> DESCRIPTION OF THE TASK: Your task is to locate every line holding the string "Biharugra" and to copy each of them.

> DATA TO USE:
:::

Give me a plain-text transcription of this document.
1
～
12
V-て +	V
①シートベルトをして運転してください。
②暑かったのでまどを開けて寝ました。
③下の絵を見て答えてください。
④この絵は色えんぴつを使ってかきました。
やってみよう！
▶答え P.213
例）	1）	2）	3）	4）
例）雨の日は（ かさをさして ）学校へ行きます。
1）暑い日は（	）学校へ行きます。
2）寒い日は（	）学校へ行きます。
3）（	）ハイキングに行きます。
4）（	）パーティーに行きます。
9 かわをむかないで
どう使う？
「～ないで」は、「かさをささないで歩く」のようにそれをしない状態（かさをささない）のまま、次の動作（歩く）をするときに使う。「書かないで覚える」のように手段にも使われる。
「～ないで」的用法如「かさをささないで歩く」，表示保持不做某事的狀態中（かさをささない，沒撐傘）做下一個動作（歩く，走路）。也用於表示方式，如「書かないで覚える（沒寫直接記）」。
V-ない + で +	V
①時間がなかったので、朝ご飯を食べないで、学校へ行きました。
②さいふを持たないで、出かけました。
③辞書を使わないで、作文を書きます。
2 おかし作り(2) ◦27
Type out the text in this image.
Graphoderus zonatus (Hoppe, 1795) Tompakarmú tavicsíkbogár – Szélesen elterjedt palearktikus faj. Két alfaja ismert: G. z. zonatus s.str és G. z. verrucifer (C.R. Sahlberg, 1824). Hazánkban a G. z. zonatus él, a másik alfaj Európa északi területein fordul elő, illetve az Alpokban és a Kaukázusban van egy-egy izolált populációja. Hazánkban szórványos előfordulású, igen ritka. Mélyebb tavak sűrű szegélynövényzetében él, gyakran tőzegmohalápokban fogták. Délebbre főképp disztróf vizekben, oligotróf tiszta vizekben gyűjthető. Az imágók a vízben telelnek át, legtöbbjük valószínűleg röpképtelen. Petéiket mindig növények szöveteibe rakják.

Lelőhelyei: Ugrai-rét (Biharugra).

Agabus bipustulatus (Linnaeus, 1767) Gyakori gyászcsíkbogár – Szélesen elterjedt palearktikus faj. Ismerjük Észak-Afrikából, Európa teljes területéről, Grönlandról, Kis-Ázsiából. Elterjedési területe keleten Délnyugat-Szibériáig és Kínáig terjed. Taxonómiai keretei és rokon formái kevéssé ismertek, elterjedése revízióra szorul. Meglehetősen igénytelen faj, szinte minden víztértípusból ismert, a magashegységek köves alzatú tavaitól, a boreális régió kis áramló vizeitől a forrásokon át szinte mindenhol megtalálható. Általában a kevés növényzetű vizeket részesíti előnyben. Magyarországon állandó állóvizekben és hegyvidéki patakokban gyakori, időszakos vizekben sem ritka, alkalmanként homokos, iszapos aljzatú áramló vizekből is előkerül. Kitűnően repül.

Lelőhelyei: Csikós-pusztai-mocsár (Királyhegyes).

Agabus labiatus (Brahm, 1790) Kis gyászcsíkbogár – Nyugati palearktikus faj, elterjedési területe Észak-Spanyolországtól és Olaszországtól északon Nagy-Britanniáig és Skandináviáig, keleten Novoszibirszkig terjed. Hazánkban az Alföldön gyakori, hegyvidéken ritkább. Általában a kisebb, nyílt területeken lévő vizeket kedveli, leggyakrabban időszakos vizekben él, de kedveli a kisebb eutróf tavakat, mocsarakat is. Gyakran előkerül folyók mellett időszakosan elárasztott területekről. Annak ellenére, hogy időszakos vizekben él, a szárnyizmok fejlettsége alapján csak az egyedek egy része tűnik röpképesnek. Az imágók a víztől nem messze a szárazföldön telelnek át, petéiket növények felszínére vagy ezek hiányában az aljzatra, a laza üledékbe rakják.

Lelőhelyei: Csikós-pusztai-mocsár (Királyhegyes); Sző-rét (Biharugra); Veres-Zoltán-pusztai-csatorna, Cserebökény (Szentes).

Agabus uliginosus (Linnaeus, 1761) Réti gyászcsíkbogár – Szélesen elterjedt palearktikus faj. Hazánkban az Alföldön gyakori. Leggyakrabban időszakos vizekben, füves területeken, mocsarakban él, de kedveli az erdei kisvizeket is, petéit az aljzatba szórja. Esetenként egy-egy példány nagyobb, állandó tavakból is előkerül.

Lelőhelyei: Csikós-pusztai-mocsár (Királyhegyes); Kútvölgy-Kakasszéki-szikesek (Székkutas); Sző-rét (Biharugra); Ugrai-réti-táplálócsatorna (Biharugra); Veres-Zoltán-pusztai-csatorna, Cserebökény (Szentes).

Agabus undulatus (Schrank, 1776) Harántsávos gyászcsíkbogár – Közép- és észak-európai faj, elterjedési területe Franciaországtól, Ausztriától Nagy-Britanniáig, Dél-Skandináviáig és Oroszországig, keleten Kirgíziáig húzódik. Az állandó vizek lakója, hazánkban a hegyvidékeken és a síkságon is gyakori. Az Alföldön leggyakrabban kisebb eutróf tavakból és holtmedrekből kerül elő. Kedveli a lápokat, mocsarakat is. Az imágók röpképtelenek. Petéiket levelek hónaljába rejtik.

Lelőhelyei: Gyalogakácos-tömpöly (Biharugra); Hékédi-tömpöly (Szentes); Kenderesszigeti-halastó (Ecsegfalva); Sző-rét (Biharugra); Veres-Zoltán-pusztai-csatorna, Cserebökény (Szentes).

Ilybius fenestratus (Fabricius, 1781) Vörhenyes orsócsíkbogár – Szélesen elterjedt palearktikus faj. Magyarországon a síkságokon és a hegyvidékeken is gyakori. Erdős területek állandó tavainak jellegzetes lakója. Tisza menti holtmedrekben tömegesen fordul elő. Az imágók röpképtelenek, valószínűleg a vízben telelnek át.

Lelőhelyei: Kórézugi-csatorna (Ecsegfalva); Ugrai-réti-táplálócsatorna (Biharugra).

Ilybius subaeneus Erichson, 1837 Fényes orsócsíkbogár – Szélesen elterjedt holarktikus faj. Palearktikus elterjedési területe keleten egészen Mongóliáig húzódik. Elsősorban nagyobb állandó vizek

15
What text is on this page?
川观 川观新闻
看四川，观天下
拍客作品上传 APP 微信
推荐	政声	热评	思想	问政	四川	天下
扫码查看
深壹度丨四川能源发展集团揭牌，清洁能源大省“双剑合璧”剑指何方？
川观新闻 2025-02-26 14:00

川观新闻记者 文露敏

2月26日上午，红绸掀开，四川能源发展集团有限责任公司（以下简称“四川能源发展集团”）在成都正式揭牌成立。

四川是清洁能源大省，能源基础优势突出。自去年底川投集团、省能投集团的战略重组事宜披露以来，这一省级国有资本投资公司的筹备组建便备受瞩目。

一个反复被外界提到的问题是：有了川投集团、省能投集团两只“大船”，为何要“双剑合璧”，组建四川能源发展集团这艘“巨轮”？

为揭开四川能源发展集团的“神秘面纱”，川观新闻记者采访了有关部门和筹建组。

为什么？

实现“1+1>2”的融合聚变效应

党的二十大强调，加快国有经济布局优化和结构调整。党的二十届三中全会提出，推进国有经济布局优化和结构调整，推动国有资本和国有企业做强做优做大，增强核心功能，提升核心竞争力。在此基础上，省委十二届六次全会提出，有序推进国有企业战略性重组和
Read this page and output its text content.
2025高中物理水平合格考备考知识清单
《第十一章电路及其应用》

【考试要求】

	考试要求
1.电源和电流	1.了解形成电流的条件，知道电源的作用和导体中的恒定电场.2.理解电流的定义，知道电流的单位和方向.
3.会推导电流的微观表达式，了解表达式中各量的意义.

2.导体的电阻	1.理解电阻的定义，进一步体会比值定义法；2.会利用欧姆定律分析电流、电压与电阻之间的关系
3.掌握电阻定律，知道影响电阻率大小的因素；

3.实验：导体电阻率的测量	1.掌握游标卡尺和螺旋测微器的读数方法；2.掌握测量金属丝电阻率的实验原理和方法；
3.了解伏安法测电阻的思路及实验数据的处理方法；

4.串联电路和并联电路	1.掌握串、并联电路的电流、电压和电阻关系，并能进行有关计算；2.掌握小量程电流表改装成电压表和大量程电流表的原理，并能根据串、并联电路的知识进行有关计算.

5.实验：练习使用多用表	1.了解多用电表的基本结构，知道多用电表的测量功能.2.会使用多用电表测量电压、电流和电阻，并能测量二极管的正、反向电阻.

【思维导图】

:::

> SOLUTION TO THE EXERCISE:
Lelőhelyei: Ugrai-rét (Biharugra).
Lelőhelyei: Csikós-pusztai-mocsár (Királyhegyes); Sző-rét (Biharugra); Veres-Zoltán-pusztai-csatorna, Cserebökény (Szentes).
Lelőhelyei: Csikós-pusztai-mocsár (Királyhegyes); Kútvölgy-Kakasszéki-szikesek (Székkutas); Sző-rét (Biharugra); Ugrai-réti-táplálócsatorna (Biharugra); Veres-Zoltán-pusztai-csatorna, Cserebökény (Szentes).
Lelőhelyei: Gyalogakácos-tömpöly (Biharugra); Hékédi-tömpöly (Szentes); Kenderesszigeti-halastó (Ecsegfalva); Sző-rét (Biharugra); Veres-Zoltán-pusztai-csatorna, Cserebökény (Szentes).
Lelőhelyei: Kórézugi-csatorna (Ecsegfalva); Ugrai-réti-táplálócsatorna (Biharugra).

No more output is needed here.